> [Input for this task]

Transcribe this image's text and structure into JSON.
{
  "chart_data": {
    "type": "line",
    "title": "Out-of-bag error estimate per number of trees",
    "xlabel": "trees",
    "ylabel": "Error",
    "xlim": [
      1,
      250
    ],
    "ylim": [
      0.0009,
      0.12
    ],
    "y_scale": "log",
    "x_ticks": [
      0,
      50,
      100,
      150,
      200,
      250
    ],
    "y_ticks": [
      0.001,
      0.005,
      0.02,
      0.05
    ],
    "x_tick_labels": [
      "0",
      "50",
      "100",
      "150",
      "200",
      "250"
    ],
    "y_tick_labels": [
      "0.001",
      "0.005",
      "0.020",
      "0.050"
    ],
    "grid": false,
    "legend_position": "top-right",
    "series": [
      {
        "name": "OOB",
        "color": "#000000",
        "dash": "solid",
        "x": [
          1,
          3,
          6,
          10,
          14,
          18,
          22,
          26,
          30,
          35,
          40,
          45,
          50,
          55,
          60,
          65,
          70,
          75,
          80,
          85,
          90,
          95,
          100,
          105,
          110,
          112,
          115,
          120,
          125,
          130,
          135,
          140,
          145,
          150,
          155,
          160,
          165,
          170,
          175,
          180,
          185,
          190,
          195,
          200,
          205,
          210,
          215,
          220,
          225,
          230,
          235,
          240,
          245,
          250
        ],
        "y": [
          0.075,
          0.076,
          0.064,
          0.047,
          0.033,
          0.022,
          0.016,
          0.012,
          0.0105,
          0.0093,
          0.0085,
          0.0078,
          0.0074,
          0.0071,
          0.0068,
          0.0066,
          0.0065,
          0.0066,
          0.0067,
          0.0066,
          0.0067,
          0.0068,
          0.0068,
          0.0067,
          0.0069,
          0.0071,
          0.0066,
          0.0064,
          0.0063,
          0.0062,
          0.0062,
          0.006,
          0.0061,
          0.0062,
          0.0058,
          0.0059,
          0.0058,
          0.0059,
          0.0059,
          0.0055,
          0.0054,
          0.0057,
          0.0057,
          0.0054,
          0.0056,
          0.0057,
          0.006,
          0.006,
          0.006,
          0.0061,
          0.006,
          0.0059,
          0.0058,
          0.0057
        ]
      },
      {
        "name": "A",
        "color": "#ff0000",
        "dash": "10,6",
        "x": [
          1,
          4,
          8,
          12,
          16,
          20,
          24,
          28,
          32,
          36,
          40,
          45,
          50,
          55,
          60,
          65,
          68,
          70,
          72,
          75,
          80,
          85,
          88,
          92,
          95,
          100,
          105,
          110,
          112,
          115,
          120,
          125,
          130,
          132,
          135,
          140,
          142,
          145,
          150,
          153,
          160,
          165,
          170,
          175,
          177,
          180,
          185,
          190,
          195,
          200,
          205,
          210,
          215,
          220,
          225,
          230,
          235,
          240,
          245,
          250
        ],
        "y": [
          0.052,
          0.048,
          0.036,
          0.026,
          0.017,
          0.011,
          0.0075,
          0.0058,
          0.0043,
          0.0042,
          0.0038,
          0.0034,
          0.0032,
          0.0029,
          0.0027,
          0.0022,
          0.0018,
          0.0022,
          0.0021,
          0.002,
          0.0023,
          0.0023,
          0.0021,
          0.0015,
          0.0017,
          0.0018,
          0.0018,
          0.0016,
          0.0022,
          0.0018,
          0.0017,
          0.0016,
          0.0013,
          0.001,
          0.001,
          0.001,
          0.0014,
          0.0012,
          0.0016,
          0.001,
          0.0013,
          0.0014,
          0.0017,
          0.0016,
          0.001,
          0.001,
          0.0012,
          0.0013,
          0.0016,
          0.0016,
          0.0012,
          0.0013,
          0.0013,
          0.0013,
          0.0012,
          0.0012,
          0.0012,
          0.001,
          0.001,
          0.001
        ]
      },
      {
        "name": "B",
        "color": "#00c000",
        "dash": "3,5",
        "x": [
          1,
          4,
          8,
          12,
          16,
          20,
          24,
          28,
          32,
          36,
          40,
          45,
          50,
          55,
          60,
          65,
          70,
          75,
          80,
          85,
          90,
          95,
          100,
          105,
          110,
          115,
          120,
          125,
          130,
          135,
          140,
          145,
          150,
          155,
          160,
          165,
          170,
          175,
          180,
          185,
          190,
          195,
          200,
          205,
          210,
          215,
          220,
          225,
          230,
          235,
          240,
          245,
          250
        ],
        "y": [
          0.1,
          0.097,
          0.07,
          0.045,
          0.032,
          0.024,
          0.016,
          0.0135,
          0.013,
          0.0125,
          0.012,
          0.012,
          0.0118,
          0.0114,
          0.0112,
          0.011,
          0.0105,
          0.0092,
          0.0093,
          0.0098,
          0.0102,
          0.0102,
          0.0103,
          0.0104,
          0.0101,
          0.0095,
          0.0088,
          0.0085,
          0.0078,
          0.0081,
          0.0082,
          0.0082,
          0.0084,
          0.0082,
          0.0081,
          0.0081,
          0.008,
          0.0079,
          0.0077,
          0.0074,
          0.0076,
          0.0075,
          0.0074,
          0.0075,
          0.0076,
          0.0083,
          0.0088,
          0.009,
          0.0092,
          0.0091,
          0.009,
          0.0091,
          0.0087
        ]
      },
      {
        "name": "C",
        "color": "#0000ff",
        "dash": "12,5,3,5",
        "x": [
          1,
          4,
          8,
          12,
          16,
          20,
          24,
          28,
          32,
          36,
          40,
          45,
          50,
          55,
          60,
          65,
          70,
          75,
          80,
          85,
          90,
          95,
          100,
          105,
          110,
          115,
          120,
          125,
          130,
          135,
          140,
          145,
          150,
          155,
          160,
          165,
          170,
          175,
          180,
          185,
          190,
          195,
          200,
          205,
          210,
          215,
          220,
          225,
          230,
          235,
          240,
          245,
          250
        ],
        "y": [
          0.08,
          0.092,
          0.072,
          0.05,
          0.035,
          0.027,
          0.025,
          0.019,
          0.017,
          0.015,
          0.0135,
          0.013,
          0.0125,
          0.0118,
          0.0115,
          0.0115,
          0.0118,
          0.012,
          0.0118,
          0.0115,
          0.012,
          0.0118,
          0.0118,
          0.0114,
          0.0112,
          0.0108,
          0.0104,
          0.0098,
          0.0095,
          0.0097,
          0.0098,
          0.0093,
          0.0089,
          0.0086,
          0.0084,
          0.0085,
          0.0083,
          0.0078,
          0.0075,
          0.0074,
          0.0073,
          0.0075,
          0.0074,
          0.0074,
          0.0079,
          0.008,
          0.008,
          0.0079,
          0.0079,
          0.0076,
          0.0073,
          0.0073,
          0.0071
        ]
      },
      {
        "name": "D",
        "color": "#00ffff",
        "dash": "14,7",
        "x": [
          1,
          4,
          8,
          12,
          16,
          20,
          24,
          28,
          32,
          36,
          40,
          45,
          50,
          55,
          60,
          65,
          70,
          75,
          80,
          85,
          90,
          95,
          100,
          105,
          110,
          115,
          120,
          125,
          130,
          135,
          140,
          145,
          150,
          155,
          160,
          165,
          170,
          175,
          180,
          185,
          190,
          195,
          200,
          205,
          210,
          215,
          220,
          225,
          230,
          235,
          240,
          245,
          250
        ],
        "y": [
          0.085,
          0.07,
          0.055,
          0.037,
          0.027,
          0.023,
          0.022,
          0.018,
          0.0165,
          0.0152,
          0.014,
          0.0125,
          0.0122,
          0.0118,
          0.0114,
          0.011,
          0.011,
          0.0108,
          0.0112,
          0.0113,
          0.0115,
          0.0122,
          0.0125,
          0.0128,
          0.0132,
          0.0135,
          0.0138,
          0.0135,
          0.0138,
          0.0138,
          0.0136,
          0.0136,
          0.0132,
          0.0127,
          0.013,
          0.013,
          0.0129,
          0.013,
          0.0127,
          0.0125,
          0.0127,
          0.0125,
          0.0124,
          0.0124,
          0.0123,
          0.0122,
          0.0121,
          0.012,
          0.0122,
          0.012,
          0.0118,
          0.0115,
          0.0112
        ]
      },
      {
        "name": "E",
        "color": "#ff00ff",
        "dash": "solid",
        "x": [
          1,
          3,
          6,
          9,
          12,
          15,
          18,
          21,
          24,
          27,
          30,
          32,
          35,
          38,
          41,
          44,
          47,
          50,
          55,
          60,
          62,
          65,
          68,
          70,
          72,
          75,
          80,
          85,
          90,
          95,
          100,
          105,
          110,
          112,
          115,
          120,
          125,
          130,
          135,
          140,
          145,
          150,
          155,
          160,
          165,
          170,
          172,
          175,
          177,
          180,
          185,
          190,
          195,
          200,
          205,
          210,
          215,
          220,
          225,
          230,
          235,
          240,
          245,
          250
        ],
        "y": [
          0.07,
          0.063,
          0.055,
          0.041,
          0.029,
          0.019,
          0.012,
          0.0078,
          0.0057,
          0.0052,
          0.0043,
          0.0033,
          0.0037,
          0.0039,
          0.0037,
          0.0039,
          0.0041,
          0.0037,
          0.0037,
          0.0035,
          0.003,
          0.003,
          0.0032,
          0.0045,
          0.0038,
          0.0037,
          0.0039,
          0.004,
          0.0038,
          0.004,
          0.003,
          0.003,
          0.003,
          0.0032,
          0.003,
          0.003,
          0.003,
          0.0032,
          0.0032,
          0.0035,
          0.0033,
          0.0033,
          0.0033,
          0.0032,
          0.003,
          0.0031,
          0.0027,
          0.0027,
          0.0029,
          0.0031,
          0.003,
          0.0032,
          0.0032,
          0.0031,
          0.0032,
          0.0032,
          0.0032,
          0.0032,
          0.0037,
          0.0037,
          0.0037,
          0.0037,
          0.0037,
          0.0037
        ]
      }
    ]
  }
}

> [What to do] Copy all lines from the material that hold "trees".

> [Final result]
    "title": "Out-of-bag error estimate per number of trees",
    "xlabel": "trees",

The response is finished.